TEXT
+ + + +

Search code examples
pythondjangopostgresqlindexingsimilarity

Creating a Gin Index with Trigram (gin_trgm_ops) in Django model


The new TrigramSimilarity feature of the django.contrib.postgres was great for a problem I had. I use it for a search bar to find hard to spell latin names. The problem is that there are over 2 million names, and the search takes longer then I want.

I'd like to create a index on the trigrams as descibed in the postgres documentation.

But I am not sure how to do this in a way that the Django API would make use of it. For the postgres text search there is a description on how to create an index, but not for the trigram similarity.

This is what I have right now:

class NCBI_names(models.Model):
    tax_id          =   models.ForeignKey(NCBI_nodes, on_delete=models.CASCADE, default = 0)
    name_txt        =   models.CharField(max_length=255, default = '')
    name_class      =   models.CharField(max_length=32, db_index=True, default = '')

    class Meta:
        indexes = [GinIndex(fields=['name_txt'])]

In the view's get_queryset method:

class TaxonSearchListView(ListView):    
    #form_class=TaxonSearchForm
    template_name='collectie/taxon_list.html'
    paginate_by=20
    model=NCBI_names
    context_object_name = 'taxon_list'

    def dispatch(self, request, *args, **kwargs):
        query = request.GET.get('q')
        if query:
            try:
                tax_id = self.model.objects.get(name_txt__iexact=query).tax_id.tax_id
                return redirect('collectie:taxon_detail', tax_id)

+ + + +

RECORDS PROVIDED
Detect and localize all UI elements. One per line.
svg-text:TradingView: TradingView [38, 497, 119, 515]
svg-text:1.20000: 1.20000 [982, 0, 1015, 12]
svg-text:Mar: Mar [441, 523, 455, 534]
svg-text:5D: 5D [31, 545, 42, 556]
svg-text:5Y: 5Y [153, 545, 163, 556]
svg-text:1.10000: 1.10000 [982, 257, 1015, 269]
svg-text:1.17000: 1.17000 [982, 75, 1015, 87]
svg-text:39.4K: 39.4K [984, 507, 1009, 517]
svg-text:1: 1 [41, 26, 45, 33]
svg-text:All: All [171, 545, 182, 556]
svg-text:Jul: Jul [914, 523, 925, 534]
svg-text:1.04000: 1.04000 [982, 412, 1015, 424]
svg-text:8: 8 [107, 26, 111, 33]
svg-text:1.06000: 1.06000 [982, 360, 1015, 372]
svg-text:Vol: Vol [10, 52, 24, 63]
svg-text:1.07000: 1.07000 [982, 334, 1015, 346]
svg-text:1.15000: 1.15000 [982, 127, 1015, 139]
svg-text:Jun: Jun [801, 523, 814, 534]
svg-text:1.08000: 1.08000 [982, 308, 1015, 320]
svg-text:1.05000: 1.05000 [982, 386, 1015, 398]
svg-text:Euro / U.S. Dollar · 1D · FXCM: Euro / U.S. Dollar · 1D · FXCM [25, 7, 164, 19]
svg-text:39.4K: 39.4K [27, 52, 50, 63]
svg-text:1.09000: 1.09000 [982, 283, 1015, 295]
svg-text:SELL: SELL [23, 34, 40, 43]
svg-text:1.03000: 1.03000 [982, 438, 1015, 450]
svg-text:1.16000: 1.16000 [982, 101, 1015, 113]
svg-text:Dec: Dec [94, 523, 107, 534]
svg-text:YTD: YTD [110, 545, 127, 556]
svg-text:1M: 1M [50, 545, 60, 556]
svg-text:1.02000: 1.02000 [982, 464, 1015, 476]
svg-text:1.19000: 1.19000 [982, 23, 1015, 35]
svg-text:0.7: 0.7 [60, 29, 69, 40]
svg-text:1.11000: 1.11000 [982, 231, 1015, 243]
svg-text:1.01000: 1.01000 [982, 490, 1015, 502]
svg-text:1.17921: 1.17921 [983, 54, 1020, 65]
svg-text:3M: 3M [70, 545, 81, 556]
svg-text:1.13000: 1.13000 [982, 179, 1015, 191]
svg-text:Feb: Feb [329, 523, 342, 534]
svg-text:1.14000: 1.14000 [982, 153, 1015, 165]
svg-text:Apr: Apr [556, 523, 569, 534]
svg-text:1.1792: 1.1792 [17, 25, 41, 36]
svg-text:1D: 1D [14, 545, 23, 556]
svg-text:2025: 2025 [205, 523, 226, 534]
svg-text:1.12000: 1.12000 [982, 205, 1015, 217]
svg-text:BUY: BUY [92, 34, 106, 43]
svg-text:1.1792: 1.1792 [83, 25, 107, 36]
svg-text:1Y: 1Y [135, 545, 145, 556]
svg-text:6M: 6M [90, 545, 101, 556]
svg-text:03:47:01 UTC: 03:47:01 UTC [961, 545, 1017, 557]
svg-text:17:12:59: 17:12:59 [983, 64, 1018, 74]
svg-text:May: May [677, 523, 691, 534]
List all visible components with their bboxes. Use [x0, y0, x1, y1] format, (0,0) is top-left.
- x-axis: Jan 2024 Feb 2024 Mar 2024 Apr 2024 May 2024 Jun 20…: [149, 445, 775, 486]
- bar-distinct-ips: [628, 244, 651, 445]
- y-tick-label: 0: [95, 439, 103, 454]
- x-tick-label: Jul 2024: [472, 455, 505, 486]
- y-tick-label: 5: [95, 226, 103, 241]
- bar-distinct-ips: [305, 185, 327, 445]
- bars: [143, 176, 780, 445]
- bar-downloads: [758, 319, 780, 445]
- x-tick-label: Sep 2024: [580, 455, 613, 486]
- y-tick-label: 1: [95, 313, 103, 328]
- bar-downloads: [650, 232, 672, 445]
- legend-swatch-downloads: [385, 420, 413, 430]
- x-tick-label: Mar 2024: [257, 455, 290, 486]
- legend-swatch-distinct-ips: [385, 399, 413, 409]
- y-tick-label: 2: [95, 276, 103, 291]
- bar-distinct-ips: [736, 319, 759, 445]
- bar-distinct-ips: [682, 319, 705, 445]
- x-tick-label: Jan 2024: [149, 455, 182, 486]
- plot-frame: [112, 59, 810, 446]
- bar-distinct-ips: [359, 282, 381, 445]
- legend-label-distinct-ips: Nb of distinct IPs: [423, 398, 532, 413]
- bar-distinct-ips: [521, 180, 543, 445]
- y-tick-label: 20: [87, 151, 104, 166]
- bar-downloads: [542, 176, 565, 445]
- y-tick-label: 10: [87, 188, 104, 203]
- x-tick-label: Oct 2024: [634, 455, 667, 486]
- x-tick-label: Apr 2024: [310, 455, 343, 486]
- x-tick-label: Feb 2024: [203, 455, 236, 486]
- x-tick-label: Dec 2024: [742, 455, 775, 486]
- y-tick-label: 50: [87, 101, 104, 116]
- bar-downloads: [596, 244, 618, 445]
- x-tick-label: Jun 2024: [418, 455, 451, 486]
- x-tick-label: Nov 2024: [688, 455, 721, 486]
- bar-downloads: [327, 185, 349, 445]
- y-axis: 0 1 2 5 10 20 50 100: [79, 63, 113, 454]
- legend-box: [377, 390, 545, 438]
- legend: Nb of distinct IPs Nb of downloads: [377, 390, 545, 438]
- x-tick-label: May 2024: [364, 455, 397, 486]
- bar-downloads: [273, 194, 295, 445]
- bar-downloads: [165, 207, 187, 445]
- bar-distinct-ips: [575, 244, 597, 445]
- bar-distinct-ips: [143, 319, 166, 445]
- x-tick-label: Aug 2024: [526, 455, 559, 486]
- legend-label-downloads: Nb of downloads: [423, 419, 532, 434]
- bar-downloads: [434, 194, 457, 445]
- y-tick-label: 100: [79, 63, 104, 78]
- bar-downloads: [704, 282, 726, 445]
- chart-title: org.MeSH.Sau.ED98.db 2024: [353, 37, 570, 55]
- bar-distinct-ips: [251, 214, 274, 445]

+ + + +

TASK SET
**a)** According to the Django trigram index post, how many names does the search bar have to search through?
**b)** Reproduce the Django trigram index post from "Creating a Gin" up to and including "the postgres documentation.".
**c)** Take the Django trigram index post further, picking up right after the last line shown.

FINAL ANSWERS
**a)** Over 2 million names.

**b)**
Creating a Gin Index with Trigram (gin_trgm_ops) in Django model


The new TrigramSimilarity feature of the django.contrib.postgres was great for a problem I had. I use it for a search bar to find hard to spell latin names. The problem is that there are over 2 million names, and the search takes longer then I want.

I'd like to create a index on the trigrams as descibed in the postgres documentation.

**c)**
            except (self.model.DoesNotExist, self.model.MultipleObjectsReturned) as e:
                return super(TaxonSearchListView, self).dispatch(request, *args, **kwargs)
        else:
            return super(TaxonSearchListView, self).dispatch(request, *args, **kwargs)
    
    def get_queryset(self):
        result = super(TaxonSearchListView, self).get_queryset()
        #
        query = self.request.GET.get('q')
        if query:            
            result = result.exclude(name_txt__icontains = 'sp.')
            result = result.annotate(similarity=TrigramSimilarity('name_txt', query)).filter(similarity__gt=0.3).order_by('-similarity')
        return result

Solution

  • I found a 12/2020 article that uses the newest version of Django ORM as such:

    class Author(models.Model):
        first_name = models.CharField(max_length=100)
        last_name = models.CharField(max_length=100)
    
        class Meta:
            indexes = [
                GinIndex(
                    name='review_author_ln_gin_idx', 
                    fields=['last_name'], 
                    opclasses=['gin_trgm_ops'],
                )
            ]
    

    If, like the original poster, you were looking to create an index that works with icontains, you'll have to index the UPPER() of the column, which requires special handling from OpClass:

    from django.db.models.functions import Upper
    from django.contrib.postgres.indexes import GinIndex, OpClass
    
    class Author(models.Model):
            indexes = [
                GinIndex(
                    OpClass(Upper('last_name'), name='gin_trgm_ops'),
                    name='review_author_ln_gin_idx',
                )
            ]
    

    To use it, you need to add 'django.contrib.postgres' in your INSTALLED_APPS.


    Inspired from an old article on this subject, I landed to a current one which gives the following solution for a GistIndex:

    Update: From Django-1.11 things seem to be simpler, as this answer and django docs sugest:

    from django.contrib.postgres.indexes import GinIndex
    
    class MyModel(models.Model):
        the_field = models.CharField(max_length=512, db_index=True)
    
        class Meta:
            indexes = [GinIndex(fields=['the_field'])]
    

    From Django-2.2, an attribute opclasses will be available in class Index(fields=(), name=None, db_tablespace=None, opclasses=()) for this purpose.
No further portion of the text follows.